| DATA ROWS |
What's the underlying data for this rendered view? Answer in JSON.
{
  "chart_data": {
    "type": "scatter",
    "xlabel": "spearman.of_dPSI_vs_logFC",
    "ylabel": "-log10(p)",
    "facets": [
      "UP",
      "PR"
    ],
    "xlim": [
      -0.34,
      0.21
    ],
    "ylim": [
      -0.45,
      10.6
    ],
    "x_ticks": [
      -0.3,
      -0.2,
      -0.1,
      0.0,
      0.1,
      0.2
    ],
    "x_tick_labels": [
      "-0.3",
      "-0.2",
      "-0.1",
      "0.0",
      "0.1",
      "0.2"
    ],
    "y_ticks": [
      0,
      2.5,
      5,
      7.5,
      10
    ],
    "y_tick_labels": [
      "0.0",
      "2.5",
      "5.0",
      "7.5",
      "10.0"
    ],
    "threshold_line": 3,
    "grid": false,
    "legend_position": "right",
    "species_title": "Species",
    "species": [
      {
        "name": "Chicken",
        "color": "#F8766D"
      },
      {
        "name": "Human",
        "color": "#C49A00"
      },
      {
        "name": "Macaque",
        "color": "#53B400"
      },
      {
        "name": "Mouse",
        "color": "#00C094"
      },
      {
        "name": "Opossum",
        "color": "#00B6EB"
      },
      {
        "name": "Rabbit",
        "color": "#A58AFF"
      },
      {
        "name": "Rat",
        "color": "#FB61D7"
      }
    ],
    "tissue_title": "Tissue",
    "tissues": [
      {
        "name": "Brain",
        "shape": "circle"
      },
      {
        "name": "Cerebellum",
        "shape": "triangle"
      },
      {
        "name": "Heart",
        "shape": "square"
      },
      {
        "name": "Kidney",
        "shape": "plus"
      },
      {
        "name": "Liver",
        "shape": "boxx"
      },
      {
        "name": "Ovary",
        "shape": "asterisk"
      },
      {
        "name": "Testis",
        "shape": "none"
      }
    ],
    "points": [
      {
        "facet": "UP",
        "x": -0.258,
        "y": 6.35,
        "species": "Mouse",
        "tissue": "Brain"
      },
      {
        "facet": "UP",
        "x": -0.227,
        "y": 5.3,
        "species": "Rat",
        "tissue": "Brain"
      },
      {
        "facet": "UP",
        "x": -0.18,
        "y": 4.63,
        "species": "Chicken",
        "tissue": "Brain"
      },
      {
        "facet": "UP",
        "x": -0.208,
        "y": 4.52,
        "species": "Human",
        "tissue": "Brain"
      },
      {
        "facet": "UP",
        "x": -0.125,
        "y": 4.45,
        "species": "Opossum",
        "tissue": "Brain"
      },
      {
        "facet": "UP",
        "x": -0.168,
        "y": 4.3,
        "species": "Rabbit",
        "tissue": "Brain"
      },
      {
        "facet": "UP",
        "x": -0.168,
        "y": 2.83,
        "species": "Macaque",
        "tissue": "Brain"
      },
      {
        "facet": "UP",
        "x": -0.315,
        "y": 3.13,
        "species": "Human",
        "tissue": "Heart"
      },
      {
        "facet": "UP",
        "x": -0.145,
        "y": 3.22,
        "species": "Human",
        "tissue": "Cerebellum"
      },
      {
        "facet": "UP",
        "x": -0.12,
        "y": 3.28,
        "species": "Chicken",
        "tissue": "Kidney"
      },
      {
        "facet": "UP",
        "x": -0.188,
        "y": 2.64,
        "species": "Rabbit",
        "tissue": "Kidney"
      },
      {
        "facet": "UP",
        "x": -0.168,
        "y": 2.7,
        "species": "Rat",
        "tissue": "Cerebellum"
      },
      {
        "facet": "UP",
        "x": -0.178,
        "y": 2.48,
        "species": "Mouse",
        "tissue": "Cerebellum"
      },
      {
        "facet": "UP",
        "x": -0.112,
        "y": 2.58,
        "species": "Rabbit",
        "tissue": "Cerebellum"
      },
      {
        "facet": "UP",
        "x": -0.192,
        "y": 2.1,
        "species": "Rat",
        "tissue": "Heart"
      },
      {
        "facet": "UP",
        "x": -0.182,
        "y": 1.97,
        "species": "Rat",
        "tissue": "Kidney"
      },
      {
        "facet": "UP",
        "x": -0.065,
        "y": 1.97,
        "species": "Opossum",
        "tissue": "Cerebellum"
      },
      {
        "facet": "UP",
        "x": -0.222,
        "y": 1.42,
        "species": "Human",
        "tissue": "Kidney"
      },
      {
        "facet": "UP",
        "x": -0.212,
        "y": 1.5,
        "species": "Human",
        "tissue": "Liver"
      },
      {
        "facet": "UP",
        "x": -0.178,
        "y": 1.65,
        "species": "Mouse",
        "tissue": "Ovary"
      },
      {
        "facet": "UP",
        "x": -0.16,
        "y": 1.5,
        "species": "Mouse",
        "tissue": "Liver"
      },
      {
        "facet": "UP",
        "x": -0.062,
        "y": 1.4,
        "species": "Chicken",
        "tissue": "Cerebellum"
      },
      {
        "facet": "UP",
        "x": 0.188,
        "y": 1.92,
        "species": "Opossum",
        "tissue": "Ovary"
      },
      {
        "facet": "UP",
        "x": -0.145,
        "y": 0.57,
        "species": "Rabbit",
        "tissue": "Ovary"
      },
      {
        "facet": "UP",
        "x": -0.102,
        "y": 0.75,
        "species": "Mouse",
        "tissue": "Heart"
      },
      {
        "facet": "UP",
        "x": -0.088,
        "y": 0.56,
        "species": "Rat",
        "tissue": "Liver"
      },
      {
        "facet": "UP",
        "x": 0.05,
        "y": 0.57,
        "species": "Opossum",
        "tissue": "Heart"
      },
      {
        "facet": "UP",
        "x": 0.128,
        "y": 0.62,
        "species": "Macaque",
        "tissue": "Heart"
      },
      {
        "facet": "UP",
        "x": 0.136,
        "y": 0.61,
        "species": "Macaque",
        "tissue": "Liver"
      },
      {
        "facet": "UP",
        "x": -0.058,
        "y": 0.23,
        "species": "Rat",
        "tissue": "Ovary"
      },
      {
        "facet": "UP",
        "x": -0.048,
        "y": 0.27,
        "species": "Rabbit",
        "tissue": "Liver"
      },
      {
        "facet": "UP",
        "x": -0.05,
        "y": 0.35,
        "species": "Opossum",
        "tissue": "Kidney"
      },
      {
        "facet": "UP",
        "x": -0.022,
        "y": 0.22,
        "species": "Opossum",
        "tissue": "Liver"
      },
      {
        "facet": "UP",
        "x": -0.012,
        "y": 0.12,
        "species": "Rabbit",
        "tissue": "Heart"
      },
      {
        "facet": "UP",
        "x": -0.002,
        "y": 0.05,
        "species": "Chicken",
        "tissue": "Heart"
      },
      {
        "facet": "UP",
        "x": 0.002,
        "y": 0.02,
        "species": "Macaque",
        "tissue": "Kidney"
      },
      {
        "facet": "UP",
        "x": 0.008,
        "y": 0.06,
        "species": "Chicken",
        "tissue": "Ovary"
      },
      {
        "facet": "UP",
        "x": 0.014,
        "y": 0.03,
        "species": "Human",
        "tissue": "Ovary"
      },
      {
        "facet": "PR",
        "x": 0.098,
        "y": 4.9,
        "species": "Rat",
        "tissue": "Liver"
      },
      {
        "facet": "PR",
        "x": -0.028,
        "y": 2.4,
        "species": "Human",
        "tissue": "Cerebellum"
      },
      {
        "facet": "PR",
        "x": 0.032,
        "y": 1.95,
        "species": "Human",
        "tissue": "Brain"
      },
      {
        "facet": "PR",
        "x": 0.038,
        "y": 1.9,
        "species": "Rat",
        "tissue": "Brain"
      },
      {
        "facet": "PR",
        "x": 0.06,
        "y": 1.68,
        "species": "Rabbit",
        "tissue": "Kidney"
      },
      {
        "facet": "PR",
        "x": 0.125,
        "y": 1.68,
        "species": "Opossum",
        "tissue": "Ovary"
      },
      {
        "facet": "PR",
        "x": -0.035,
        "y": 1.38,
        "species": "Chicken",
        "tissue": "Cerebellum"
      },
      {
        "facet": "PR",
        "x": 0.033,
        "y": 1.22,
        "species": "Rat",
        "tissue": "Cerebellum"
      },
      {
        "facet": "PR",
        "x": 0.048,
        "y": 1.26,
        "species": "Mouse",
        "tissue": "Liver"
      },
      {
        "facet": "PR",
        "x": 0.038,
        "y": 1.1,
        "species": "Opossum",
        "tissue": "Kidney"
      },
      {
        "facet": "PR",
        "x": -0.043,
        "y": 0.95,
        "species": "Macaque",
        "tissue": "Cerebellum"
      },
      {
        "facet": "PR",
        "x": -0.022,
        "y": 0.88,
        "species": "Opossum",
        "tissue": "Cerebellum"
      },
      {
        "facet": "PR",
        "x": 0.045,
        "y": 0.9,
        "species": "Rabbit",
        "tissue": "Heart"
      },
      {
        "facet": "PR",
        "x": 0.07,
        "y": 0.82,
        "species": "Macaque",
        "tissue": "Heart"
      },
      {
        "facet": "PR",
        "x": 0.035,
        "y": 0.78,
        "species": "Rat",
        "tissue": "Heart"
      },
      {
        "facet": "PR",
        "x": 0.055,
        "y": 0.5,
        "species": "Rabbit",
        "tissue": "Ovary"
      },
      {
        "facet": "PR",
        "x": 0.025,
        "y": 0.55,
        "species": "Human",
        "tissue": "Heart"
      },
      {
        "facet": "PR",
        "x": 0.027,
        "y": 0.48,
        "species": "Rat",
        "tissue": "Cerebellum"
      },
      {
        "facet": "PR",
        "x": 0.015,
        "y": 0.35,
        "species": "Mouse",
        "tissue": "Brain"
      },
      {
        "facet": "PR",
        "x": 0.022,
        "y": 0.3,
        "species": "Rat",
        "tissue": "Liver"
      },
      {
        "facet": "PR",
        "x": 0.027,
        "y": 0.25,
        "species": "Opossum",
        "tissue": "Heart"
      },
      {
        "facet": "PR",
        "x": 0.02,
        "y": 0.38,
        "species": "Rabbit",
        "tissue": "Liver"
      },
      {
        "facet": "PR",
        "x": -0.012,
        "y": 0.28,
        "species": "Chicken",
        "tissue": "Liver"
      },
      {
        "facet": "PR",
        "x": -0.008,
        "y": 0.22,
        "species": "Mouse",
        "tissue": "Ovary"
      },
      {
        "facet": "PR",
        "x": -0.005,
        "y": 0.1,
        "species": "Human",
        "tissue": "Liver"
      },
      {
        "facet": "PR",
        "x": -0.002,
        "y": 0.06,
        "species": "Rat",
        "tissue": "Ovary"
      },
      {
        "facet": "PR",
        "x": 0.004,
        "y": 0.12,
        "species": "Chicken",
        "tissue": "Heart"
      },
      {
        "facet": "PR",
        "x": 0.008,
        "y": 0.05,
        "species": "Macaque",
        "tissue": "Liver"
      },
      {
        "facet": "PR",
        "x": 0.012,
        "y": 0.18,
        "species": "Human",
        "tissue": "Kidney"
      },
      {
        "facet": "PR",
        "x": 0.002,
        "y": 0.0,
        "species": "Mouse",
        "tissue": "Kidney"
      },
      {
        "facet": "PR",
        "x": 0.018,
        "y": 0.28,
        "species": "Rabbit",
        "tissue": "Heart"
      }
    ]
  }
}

| GOAL |
Using the listing, copy every line where the word "color" shows up.

| RESPONSE TO THE EXERCISE |
        "color": "#F8766D"
        "color": "#C49A00"
        "color": "#53B400"
        "color": "#00C094"
        "color": "#00B6EB"
        "color": "#A58AFF"
        "color": "#FB61D7"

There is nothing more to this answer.